Written instruction:
Which lines run from the line with "OCR this image." to the end of the entries? Write out exactly those, leaving out the pictures.

Dataset rows:

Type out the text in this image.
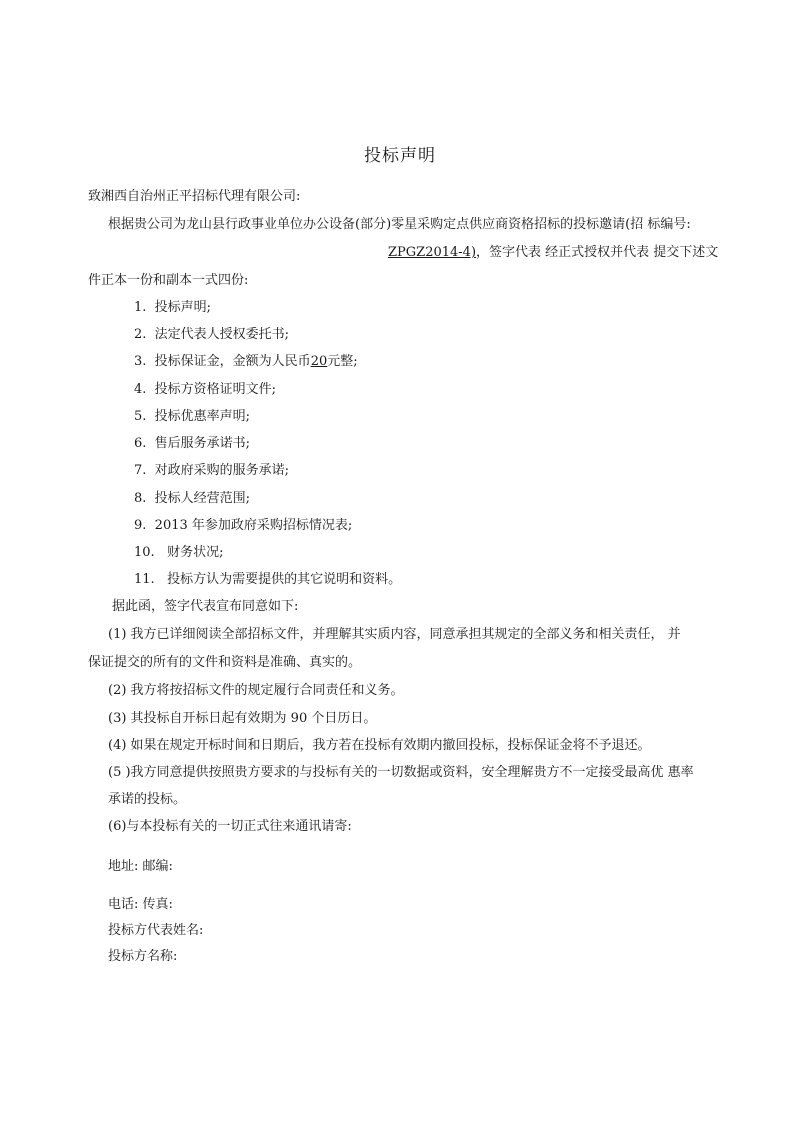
投标声明
致湘西自治州正平招标代理有限公司:
根据贵公司为龙山县行政事业单位办公设备(部分)零星采购定点供应商资格招标的投标邀请(招 标编号:
ZPGZ2014-4)，签字代表 经正式授权并代表 提交下述文
件正本一份和副本一式四份:
1. 投标声明;
2. 法定代表人授权委托书;
3. 投标保证金，金额为人民币20元整;
4. 投标方资格证明文件;
5. 投标优惠率声明;
6. 售后服务承诺书;
7. 对政府采购的服务承诺;
8. 投标人经营范围;
9. 2013 年参加政府采购招标情况表;
10. 财务状况;
11. 投标方认为需要提供的其它说明和资料。
据此函，签字代表宣布同意如下:
(1) 我方已详细阅读全部招标文件，并理解其实质内容，同意承担其规定的全部义务和相关责任， 并
保证提交的所有的文件和资料是准确、真实的。
(2) 我方将按招标文件的规定履行合同责任和义务。
(3) 其投标自开标日起有效期为 90 个日历日。
(4) 如果在规定开标时间和日期后，我方若在投标有效期内撤回投标，投标保证金将不予退还。
(5 )我方同意提供按照贵方要求的与投标有关的一切数据或资料，安全理解贵方不一定接受最高优 惠率
承诺的投标。
(6)与本投标有关的一切正式往来通讯请寄:
地址: 邮编:
电话: 传真:
投标方代表姓名:
投标方名称:
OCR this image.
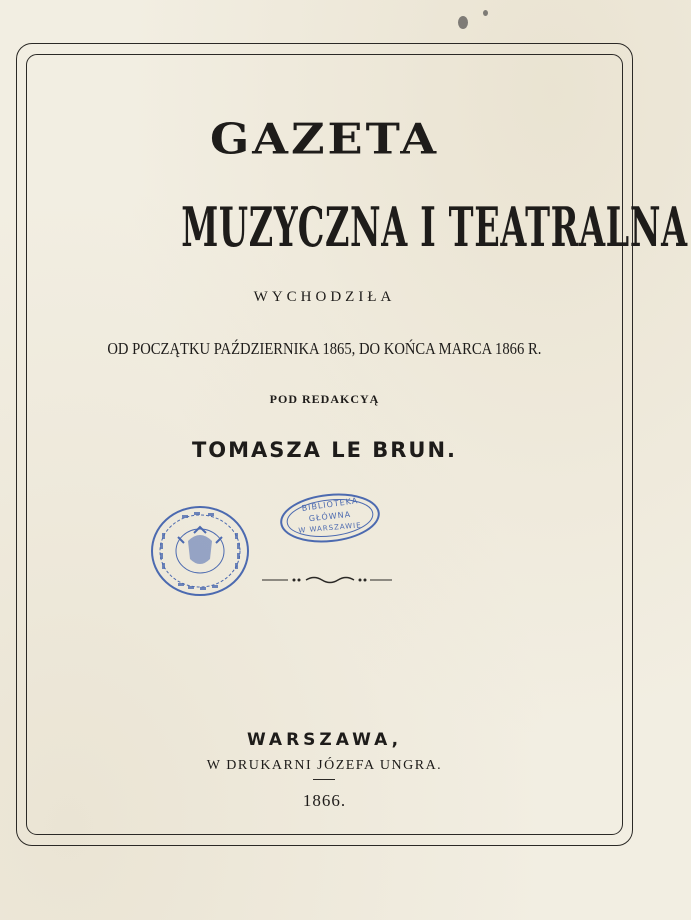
GAZETA
MUZYCZNA I TEATRALNA
WYCHODZIŁA
OD POCZĄTKU PAŹDZIERNIKA 1865, DO KOŃCA MARCA 1866 R.
POD REDAKCYĄ
TOMASZA LE BRUN.
BIBLIOTEKA
GŁÓWNA
W WARSZAWIE
WARSZAWA,
W DRUKARNI JÓZEFA UNGRA.
1866.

Exercise solution:
OCR this image.
GAZETA
MUZYCZNA I TEATRALNA
WYCHODZIŁA
OD POCZĄTKU PAŹDZIERNIKA 1865, DO KOŃCA MARCA 1866 R.
POD REDAKCYĄ
TOMASZA LE BRUN.
BIBLIOTEKA
GŁÓWNA
W WARSZAWIE
WARSZAWA,
W DRUKARNI JÓZEFA UNGRA.
1866.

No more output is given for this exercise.